Dataset excerpt
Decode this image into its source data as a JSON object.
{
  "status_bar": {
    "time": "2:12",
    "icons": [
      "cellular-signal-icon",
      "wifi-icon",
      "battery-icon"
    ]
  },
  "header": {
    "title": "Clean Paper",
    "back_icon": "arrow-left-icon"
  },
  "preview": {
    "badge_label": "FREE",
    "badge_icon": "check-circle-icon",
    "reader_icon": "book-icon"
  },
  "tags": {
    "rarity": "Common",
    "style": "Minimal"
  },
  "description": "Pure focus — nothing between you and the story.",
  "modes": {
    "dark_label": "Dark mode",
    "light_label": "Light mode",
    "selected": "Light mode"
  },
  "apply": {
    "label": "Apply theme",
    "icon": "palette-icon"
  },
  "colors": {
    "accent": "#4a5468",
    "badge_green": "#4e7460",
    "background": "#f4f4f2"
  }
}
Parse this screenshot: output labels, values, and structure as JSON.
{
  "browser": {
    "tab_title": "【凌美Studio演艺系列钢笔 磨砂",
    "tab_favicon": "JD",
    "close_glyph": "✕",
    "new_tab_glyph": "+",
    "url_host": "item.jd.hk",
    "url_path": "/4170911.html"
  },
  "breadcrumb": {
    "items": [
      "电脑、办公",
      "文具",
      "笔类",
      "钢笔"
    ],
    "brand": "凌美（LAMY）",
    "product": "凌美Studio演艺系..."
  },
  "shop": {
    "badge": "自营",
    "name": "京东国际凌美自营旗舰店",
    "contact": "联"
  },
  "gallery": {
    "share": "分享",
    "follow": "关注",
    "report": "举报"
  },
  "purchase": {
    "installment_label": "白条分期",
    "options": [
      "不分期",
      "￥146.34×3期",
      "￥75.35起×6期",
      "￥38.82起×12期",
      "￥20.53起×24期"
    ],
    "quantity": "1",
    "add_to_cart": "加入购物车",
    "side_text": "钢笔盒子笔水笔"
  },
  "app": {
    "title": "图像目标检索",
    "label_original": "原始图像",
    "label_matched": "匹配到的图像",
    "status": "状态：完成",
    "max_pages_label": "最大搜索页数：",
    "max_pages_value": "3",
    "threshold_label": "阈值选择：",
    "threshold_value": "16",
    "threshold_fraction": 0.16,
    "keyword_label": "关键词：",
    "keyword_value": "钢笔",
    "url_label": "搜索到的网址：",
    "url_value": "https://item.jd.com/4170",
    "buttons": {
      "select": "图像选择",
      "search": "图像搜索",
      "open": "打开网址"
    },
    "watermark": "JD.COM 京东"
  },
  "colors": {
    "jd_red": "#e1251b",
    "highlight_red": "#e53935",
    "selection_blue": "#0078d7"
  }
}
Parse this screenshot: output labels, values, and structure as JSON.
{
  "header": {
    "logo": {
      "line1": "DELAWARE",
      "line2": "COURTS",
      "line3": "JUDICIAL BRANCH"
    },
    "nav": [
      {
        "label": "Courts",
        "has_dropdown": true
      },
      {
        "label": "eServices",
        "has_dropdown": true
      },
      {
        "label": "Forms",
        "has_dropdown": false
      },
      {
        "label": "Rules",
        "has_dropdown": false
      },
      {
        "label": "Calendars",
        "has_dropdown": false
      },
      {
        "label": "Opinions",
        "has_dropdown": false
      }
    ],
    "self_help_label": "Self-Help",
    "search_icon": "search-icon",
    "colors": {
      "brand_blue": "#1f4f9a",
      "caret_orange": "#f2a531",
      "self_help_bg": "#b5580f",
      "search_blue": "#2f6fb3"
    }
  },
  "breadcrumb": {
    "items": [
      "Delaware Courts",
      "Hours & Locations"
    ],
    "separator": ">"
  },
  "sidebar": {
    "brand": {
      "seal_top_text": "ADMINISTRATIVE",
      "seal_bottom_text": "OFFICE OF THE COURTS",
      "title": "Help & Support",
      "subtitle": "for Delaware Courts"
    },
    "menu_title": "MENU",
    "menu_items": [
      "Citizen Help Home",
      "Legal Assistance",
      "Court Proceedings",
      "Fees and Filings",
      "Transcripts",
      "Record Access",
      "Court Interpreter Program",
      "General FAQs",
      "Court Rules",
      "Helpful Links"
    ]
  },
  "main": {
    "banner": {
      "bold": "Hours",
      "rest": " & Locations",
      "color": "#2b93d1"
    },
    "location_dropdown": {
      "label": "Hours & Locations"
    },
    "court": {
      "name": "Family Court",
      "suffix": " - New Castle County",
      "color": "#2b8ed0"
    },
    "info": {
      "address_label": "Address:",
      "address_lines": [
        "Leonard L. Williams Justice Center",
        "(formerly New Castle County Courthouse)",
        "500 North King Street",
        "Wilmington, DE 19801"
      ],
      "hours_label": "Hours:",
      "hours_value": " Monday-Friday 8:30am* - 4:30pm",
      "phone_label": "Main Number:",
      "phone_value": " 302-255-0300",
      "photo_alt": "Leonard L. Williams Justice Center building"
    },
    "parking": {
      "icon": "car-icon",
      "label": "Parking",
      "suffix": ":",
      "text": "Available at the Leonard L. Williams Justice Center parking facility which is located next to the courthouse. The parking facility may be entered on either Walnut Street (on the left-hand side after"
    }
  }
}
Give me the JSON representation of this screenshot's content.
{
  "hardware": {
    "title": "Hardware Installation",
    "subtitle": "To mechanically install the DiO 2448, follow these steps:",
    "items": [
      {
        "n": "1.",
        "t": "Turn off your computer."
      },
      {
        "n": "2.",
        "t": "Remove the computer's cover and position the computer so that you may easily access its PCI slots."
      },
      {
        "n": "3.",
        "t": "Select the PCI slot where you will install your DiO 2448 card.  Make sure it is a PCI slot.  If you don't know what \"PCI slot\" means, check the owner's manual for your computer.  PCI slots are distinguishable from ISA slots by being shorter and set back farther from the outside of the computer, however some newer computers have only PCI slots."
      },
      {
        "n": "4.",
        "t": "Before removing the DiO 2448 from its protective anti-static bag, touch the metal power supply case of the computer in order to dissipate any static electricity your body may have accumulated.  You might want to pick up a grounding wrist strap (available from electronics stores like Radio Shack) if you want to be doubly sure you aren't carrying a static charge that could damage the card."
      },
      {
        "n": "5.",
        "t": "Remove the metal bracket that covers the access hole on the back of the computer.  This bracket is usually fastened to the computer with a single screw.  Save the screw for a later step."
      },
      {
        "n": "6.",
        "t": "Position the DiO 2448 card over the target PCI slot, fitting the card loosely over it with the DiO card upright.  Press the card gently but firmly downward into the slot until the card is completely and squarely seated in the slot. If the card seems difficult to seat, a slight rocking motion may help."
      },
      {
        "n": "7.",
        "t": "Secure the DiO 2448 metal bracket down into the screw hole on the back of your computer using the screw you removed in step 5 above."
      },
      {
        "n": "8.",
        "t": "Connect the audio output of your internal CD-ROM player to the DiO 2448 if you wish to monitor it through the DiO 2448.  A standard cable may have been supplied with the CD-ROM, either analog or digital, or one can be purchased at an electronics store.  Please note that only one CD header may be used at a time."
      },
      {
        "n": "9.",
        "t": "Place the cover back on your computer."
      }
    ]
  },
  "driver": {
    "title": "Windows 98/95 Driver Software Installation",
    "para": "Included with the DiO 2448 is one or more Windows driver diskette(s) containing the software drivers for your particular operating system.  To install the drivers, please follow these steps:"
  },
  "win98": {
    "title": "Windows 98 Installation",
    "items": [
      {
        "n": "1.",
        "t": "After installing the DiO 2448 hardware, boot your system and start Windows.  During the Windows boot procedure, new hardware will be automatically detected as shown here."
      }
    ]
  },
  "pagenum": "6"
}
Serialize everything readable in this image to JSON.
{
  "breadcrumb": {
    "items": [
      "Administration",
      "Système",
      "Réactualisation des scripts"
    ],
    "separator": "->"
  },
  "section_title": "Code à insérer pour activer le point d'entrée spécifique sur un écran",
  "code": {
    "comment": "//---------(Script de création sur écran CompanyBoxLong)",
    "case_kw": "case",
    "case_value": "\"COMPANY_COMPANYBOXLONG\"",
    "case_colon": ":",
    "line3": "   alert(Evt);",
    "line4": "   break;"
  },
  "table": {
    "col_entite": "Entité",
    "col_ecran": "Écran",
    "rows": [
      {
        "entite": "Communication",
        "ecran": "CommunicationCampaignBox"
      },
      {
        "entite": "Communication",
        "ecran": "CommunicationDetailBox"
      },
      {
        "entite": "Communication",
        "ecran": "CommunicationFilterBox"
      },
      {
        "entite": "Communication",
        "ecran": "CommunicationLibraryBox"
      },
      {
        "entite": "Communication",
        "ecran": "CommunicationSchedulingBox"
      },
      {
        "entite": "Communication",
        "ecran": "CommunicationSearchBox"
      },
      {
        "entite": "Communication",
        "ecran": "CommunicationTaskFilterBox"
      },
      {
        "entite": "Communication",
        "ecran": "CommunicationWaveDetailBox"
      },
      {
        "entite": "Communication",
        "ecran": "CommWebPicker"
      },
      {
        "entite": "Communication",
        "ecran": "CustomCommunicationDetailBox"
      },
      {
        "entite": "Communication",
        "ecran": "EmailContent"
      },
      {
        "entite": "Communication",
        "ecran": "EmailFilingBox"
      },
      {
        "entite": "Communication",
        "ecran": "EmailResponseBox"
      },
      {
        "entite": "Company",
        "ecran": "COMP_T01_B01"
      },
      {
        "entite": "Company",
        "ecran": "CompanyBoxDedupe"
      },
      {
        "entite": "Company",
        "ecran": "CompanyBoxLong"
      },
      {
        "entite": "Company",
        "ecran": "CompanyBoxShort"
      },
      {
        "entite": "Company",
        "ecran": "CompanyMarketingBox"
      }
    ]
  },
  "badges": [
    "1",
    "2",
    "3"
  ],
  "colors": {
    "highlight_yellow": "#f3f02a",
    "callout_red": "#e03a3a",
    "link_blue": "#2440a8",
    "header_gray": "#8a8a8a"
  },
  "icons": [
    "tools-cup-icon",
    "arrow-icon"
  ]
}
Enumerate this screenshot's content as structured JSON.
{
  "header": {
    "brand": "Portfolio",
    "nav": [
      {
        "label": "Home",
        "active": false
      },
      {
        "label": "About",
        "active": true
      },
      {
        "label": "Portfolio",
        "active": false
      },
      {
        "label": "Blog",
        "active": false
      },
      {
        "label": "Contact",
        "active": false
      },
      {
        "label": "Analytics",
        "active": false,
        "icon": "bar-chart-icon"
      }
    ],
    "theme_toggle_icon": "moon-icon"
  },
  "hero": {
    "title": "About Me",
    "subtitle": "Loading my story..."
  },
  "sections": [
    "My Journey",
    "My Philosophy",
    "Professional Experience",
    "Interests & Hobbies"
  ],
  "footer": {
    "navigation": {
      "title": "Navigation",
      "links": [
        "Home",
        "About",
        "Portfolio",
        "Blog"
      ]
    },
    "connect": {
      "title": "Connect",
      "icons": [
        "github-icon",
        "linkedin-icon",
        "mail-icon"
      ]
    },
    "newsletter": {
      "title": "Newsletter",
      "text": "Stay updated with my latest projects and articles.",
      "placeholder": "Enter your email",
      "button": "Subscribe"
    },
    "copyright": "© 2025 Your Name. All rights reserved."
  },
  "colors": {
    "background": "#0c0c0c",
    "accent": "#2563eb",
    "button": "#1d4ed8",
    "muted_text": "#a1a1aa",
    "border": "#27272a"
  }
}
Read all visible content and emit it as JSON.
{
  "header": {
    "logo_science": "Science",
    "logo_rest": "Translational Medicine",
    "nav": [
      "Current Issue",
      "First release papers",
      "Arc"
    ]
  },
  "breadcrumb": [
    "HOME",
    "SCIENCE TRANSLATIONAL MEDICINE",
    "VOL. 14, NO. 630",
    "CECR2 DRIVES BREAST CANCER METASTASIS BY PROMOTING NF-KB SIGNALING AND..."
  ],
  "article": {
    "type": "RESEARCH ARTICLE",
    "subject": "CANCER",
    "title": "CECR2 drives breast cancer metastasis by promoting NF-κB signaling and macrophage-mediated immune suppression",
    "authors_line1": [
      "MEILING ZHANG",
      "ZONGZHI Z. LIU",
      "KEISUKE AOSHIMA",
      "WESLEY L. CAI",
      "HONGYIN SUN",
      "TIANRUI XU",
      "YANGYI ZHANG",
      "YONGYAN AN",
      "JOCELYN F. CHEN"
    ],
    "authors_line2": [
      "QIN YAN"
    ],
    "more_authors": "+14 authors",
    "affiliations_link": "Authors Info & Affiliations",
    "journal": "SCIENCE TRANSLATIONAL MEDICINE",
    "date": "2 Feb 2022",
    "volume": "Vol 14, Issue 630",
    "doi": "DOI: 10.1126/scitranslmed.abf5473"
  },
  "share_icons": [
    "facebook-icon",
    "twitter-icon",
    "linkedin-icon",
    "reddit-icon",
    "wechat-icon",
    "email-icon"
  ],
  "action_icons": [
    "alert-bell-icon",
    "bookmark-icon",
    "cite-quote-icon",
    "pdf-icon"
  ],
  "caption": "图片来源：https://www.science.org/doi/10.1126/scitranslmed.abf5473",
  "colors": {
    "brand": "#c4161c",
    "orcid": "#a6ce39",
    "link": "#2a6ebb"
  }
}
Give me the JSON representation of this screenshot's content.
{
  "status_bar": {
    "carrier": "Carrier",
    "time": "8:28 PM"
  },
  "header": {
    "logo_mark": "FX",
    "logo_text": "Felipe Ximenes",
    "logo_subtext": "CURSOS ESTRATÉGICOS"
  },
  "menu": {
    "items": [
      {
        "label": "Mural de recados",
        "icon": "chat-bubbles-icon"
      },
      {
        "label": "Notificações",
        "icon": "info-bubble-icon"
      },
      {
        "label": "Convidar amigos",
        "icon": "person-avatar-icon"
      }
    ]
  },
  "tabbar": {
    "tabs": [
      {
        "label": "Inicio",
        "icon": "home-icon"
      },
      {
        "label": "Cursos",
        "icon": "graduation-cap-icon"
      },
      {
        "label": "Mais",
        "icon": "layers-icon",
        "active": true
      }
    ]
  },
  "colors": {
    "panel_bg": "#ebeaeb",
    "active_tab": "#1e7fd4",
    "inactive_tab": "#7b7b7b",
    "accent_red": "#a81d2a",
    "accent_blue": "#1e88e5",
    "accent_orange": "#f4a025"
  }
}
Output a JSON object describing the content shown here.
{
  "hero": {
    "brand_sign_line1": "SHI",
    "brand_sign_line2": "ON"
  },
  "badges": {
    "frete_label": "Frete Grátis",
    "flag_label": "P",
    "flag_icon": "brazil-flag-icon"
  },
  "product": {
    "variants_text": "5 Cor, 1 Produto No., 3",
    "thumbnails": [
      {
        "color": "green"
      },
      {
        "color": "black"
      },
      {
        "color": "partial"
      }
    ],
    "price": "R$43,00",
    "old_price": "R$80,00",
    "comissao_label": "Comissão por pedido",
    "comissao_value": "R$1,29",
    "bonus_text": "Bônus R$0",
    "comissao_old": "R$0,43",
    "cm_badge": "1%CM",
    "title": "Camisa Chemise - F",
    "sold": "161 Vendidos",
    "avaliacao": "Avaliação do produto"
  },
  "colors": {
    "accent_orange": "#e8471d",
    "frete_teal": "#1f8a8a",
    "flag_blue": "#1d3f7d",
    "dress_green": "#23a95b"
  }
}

● Task requirements: Copy every line in the entries above that has the string "only" in it.

● The completed task:
        "t": "Select the PCI slot where you will install your DiO 2448 card.  Make sure it is a PCI slot.  If you don't know what \"PCI slot\" means, check the owner's manual for your computer.  PCI slots are distinguishable from ISA slots by being shorter and set back farther from the outside of the computer, however some newer computers have only PCI slots."
        "t": "Connect the audio output of your internal CD-ROM player to the DiO 2448 if you wish to monitor it through the DiO 2448.  A standard cable may have been supplied with the CD-ROM, either analog or digital, or one can be purchased at an electronics store.  Please note that only one CD header may be used at a time."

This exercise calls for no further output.